Set problem:
Output every entry exactly as written.

Entries taken from a collection:
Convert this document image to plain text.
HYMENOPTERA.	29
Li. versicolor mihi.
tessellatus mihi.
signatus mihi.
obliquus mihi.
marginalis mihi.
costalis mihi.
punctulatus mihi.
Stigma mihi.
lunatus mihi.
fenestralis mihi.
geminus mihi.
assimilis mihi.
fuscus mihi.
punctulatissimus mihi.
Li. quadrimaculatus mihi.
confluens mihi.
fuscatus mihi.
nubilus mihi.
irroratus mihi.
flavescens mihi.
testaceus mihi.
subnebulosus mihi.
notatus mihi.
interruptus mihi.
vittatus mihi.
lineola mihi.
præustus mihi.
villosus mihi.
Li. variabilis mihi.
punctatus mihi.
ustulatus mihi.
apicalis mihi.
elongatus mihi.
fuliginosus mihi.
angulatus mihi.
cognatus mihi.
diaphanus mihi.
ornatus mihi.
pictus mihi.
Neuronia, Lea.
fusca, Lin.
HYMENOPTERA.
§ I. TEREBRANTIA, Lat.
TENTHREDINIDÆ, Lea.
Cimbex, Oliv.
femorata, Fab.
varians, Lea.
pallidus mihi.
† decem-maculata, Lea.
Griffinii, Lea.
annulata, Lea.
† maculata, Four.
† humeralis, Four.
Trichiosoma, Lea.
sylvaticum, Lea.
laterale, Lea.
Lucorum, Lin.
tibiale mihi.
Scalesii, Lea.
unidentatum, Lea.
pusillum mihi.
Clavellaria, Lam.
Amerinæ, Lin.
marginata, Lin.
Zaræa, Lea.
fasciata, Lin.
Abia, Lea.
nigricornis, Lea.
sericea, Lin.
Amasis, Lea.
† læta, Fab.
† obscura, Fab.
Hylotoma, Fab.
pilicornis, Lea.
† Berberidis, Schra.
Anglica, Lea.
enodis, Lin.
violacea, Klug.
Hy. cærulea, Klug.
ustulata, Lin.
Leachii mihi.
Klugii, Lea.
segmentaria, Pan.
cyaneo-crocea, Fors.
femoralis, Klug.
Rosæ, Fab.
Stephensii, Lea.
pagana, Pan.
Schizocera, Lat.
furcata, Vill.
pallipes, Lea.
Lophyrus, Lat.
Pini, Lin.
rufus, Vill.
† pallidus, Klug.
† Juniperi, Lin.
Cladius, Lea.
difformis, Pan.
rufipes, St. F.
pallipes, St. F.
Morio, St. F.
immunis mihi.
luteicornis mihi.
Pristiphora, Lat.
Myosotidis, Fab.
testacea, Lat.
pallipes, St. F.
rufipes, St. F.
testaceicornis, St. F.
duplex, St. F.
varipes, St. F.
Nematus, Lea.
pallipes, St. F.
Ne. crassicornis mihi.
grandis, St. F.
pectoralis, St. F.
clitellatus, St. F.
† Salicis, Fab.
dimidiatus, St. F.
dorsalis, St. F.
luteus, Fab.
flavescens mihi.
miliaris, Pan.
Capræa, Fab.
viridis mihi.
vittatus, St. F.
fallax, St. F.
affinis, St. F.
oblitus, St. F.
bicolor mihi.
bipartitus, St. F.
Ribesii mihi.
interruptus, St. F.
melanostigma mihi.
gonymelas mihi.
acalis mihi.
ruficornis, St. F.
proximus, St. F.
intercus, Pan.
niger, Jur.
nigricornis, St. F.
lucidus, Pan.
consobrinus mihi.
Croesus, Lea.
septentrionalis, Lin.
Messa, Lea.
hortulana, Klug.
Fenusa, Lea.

Written solution:
Convert this document image to plain text.
HYMENOPTERA.	29
Li. versicolor mihi.
tessellatus mihi.
signatus mihi.
obliquus mihi.
marginalis mihi.
costalis mihi.
punctulatus mihi.
Stigma mihi.
lunatus mihi.
fenestralis mihi.
geminus mihi.
assimilis mihi.
fuscus mihi.
punctulatissimus mihi.
Li. quadrimaculatus mihi.
confluens mihi.
fuscatus mihi.
nubilus mihi.
irroratus mihi.
flavescens mihi.
testaceus mihi.
subnebulosus mihi.
notatus mihi.
interruptus mihi.
vittatus mihi.
lineola mihi.
præustus mihi.
villosus mihi.
Li. variabilis mihi.
punctatus mihi.
ustulatus mihi.
apicalis mihi.
elongatus mihi.
fuliginosus mihi.
angulatus mihi.
cognatus mihi.
diaphanus mihi.
ornatus mihi.
pictus mihi.
Neuronia, Lea.
fusca, Lin.
HYMENOPTERA.
§ I. TEREBRANTIA, Lat.
TENTHREDINIDÆ, Lea.
Cimbex, Oliv.
femorata, Fab.
varians, Lea.
pallidus mihi.
† decem-maculata, Lea.
Griffinii, Lea.
annulata, Lea.
† maculata, Four.
† humeralis, Four.
Trichiosoma, Lea.
sylvaticum, Lea.
laterale, Lea.
Lucorum, Lin.
tibiale mihi.
Scalesii, Lea.
unidentatum, Lea.
pusillum mihi.
Clavellaria, Lam.
Amerinæ, Lin.
marginata, Lin.
Zaræa, Lea.
fasciata, Lin.
Abia, Lea.
nigricornis, Lea.
sericea, Lin.
Amasis, Lea.
† læta, Fab.
† obscura, Fab.
Hylotoma, Fab.
pilicornis, Lea.
† Berberidis, Schra.
Anglica, Lea.
enodis, Lin.
violacea, Klug.
Hy. cærulea, Klug.
ustulata, Lin.
Leachii mihi.
Klugii, Lea.
segmentaria, Pan.
cyaneo-crocea, Fors.
femoralis, Klug.
Rosæ, Fab.
Stephensii, Lea.
pagana, Pan.
Schizocera, Lat.
furcata, Vill.
pallipes, Lea.
Lophyrus, Lat.
Pini, Lin.
rufus, Vill.
† pallidus, Klug.
† Juniperi, Lin.
Cladius, Lea.
difformis, Pan.
rufipes, St. F.
pallipes, St. F.
Morio, St. F.
immunis mihi.
luteicornis mihi.
Pristiphora, Lat.
Myosotidis, Fab.
testacea, Lat.
pallipes, St. F.
rufipes, St. F.
testaceicornis, St. F.
duplex, St. F.
varipes, St. F.
Nematus, Lea.
pallipes, St. F.
Ne. crassicornis mihi.
grandis, St. F.
pectoralis, St. F.
clitellatus, St. F.
† Salicis, Fab.
dimidiatus, St. F.
dorsalis, St. F.
luteus, Fab.
flavescens mihi.
miliaris, Pan.
Capræa, Fab.
viridis mihi.
vittatus, St. F.
fallax, St. F.
affinis, St. F.
oblitus, St. F.
bicolor mihi.
bipartitus, St. F.
Ribesii mihi.
interruptus, St. F.
melanostigma mihi.
gonymelas mihi.
acalis mihi.
ruficornis, St. F.
proximus, St. F.
intercus, Pan.
niger, Jur.
nigricornis, St. F.
lucidus, Pan.
consobrinus mihi.
Croesus, Lea.
septentrionalis, Lin.
Messa, Lea.
hortulana, Klug.
Fenusa, Lea.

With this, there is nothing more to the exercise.